* [Çalışma Yönergeleri]
[1] Adil yargılanma hakkına ilişkin metinde parantez içinde verilen iki atıfın her birinden başvuru adını, başvuru numarasını, tarihi ve paragraf numarasını sıralayınız.
[2] Adil yargılanma hakkına ilişkin metni son cümlesinden sonra sürdürünüz.

* [Metin Bölümü]
* * * * * * *
34. Anayasa Mahkemesi; Sözleşme'nin adil yargılanma
hakkını düzenleyen 6. maddesinde adil yargılanmaya ilişkin hak ve ilkelerin medeni
hak ve yükümlülükler ile ilgili uyuşmazlıkların ve bir suç isnadının
esasının karara bağlanması esnasında geçerli olduğunu belirterek hakkın
kapsamının bu konularla sınırlandırıldığını, hak arama hürriyetinin ihlal
edildiği gerekçesiyle bireysel başvuruda bulunabilmek için başvurucunun ya
medeni hak ve yükümlülükleriyle ilgili bir uyuşmazlığın tarafı olması ya da
başvurucuya yönelik bir suç isnadı hakkında karar verilmiş olması gerektiğini
belirtmiştir (Adnan Oktar, B. No: 2012/917, 16/4/2013, § 21).
35. Anayasa Mahkemesi, Sözleşme'nin 6. maddesinin (1)
numaralı fıkrasının medeni hak ve yükümlülüklerin karara bağlanmasıyla ilgili
bir yargılama usulünde uygulanabilmesi için öncelikle ortada bir uyuşmazlığın
bulunması gerektiğini belirterek AİHM ile benzer ilkeleri benimsemiştir (İsmail
Taşpınar, B. No: 2013/3912, 6/2/2014, § 21).
* * * * * * *
* [Derlenen Veriler]
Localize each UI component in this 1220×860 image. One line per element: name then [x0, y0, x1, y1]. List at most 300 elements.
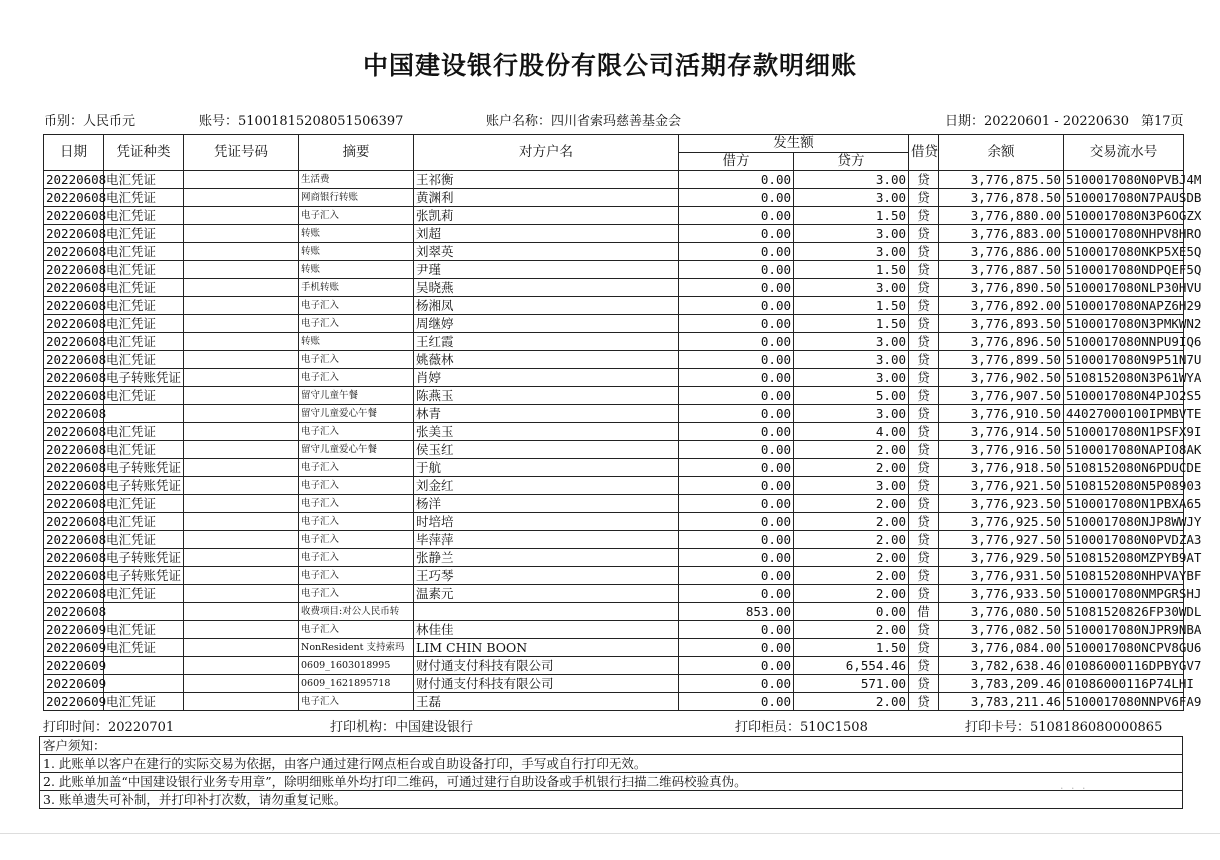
* * * * * * *
* [Alıştırma Cevapları]
[1]
Birinci atıf:
- Başvuru adı: Adnan Oktar
- Başvuru numarası: 2012/917
- Tarih: 16/4/2013
- Paragraf: § 21

İkinci atıf:
- Başvuru adı: İsmail Taşpınar
- Başvuru numarası: 2013/3912
- Tarih: 6/2/2014
- Paragraf: § 21

[2]
36. Bireysel başvuruya konu olayda, idari işlemin iptali
istemiyle açılan davanın ortada henüz kesinleşmiş bir işlem bulunmadığı
gerekçesiyle reddedildiği görülmektedir.
37. 2577 sayılı Kanun hükümlerine göre kesinlik niteliği
taşımayan işlemler idari davaya konu edilememekte ve bu nitelikteki işlemlere
karşı açılan davaların esas incelemesine geçilmeksizin usulden reddedilmesi
öngörülmektedir. Yerleşik idari yargı içtihadında; ilgilisi üzerinde herhangi
bir etki göstermeyen, bir başka ifadeyle hukuksal sonuç doğurmayan idari
işlemlerin kesinlik niteliği taşımadığı kabul edilmektedir (bkz. § 24). Bu
itibarla söz konusu idari işlemlerin esasen herhangi bir uyuşmazlığa sebebiyet
verme imkân ve kabiliyeti bulunmayan nitelikte işlemler olduğu söylenebilir.
38. Hâl böyle olunca somut olayda bir uyuşmazlığın
bulunup bulunmadığının ortaya konulması, Sözleşme'nin 6. maddesinin
uygulanabilirliğinin tespiti bakımından önem arz etmektedir.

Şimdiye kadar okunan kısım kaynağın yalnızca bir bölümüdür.